_INSTRUCTIONS TO FOLLOW_:
Keep only the lines of the data below that contain "JSON", and copy them.

_RAW DATA_:
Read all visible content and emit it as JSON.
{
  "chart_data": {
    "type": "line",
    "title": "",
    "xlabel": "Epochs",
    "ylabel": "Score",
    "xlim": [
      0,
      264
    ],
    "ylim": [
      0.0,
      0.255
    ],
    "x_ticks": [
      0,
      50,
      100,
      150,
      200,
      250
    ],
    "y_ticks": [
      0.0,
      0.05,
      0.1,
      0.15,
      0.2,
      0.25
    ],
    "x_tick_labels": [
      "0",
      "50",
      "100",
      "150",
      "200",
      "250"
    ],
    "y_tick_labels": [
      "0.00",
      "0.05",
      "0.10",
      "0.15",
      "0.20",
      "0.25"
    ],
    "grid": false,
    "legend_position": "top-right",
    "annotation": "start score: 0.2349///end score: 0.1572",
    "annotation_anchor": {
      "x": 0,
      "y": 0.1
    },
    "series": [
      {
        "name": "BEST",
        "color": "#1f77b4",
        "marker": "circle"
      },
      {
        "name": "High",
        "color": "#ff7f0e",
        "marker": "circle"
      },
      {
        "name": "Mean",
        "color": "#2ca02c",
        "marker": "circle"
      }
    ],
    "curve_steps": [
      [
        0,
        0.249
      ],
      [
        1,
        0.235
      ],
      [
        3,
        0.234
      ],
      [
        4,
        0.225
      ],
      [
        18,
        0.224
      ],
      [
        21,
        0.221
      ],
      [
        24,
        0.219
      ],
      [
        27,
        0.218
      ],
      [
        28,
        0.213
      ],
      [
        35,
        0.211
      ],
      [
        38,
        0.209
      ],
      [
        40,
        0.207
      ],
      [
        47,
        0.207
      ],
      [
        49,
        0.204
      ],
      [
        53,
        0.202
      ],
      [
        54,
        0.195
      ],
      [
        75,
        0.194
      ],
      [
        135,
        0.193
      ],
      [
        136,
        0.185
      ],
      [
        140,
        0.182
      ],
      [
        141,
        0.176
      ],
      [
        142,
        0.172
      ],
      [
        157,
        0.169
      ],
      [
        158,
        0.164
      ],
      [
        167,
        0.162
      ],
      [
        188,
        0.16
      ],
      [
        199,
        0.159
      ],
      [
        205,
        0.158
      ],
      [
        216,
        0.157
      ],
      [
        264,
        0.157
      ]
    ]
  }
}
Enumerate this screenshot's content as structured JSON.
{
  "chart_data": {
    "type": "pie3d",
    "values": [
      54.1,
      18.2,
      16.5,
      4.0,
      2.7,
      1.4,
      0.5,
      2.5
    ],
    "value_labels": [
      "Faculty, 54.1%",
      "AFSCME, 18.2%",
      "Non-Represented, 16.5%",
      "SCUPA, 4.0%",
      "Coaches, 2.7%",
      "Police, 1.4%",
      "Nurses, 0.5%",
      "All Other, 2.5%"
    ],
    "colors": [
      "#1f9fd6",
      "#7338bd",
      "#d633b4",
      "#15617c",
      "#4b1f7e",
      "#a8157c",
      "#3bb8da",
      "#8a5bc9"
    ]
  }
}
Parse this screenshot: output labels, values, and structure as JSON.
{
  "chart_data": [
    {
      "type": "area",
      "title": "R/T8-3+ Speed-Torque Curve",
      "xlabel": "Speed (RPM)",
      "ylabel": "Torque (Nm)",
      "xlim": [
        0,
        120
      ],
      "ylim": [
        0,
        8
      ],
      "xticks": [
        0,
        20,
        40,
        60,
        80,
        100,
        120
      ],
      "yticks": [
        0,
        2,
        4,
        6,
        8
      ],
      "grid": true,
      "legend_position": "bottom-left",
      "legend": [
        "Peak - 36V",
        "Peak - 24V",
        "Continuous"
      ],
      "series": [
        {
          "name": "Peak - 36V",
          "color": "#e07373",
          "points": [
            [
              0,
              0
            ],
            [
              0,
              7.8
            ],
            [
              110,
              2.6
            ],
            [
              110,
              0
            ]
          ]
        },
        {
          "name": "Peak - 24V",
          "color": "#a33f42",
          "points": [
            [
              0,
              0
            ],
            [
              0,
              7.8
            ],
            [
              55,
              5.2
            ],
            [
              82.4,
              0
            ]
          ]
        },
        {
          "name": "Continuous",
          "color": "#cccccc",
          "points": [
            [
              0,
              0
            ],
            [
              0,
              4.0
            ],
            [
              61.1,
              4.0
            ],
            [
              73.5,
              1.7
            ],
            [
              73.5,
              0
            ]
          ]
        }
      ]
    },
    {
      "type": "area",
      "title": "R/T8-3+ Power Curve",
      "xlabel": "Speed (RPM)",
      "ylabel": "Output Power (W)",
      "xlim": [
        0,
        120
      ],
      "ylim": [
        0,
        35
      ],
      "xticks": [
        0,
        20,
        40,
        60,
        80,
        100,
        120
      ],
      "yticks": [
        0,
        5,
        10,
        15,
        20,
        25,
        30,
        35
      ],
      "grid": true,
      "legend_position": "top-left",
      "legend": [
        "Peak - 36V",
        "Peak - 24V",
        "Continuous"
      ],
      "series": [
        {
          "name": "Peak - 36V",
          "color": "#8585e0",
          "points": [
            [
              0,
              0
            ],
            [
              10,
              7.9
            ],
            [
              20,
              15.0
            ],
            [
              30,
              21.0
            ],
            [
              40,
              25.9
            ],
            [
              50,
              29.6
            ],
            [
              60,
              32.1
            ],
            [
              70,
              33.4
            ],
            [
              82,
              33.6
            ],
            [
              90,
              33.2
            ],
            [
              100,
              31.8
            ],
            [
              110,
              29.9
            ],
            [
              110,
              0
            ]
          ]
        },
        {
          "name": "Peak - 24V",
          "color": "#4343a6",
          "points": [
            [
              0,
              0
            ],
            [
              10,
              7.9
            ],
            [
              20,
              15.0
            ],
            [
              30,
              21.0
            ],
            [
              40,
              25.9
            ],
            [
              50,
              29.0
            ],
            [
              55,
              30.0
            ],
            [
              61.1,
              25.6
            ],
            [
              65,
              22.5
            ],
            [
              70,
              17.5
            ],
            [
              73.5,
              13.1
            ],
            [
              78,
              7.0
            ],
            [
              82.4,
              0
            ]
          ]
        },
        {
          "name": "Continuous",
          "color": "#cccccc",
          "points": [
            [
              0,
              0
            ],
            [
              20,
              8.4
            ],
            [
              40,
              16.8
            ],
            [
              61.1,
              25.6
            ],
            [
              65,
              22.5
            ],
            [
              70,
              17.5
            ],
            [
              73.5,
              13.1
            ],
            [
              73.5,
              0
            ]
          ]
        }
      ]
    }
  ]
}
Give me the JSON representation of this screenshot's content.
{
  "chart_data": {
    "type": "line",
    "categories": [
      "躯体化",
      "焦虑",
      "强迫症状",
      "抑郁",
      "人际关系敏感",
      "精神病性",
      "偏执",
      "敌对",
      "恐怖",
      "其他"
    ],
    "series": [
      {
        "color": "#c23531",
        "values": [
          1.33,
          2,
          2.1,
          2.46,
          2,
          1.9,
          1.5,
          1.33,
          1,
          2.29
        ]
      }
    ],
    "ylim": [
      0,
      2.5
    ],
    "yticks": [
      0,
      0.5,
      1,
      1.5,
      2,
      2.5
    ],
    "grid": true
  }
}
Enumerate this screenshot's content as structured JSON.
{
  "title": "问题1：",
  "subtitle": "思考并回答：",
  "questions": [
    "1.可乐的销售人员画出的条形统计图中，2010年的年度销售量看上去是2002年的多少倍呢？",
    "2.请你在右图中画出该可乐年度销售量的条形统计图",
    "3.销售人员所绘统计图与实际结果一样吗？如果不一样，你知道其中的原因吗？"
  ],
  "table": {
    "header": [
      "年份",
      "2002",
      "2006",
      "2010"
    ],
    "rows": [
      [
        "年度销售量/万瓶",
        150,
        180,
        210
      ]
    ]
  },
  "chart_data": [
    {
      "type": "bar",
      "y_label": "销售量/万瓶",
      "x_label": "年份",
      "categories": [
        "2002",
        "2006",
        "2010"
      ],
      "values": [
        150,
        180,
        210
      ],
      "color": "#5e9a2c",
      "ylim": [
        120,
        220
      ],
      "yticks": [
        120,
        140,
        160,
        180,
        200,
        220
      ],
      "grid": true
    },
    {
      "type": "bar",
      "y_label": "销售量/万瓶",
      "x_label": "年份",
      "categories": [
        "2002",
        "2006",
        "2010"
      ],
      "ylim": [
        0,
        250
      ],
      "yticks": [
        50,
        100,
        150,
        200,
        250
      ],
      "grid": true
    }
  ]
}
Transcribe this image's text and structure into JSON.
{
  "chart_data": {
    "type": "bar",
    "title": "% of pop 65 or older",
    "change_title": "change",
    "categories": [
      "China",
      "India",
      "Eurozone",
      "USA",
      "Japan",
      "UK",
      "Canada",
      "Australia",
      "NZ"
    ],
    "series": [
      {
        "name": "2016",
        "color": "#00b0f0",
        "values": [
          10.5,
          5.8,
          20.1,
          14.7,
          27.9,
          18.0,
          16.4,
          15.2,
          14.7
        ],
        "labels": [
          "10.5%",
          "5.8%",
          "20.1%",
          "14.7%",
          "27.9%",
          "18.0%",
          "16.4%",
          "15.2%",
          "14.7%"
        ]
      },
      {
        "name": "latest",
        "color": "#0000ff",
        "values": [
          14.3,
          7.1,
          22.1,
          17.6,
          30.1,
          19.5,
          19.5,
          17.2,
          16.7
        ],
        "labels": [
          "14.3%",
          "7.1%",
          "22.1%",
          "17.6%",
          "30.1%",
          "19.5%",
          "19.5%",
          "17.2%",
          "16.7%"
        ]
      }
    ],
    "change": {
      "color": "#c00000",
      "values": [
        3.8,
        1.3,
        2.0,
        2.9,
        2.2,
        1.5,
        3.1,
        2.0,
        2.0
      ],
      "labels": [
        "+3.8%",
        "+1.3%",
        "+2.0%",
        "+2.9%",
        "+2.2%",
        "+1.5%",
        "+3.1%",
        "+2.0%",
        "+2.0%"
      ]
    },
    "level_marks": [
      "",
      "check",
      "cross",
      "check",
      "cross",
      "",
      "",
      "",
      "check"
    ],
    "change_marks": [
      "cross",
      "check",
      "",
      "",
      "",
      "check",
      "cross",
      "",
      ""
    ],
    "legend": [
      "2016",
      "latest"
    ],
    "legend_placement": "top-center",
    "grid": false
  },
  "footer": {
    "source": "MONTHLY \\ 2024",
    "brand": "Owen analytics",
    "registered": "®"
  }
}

_EXERCISE ANSWER_:
Read all visible content and emit it as JSON.
Enumerate this screenshot's content as structured JSON.
Parse this screenshot: output labels, values, and structure as JSON.
Give me the JSON representation of this screenshot's content.
Enumerate this screenshot's content as structured JSON.
Transcribe this image's text and structure into JSON.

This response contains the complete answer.